What is being asked —
Filter the records below and copy every line containing the word "title".

======== Data to use

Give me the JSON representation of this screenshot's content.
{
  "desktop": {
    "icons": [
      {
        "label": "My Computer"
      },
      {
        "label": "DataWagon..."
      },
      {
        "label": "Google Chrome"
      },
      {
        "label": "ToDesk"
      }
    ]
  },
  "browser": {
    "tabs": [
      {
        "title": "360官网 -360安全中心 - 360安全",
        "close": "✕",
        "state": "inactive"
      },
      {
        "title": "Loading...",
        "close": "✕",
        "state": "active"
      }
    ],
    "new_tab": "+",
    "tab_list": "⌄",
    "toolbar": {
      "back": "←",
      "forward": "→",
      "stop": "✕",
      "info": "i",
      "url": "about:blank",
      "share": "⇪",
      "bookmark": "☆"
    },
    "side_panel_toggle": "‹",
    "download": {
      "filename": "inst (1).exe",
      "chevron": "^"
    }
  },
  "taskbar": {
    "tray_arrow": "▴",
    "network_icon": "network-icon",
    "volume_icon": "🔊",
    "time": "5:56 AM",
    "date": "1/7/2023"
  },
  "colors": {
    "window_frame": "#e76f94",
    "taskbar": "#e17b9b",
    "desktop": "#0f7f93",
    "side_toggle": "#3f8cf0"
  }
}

================

Task result —
        "title": "360官网 -360安全中心 - 360安全",
        "title": "Loading...",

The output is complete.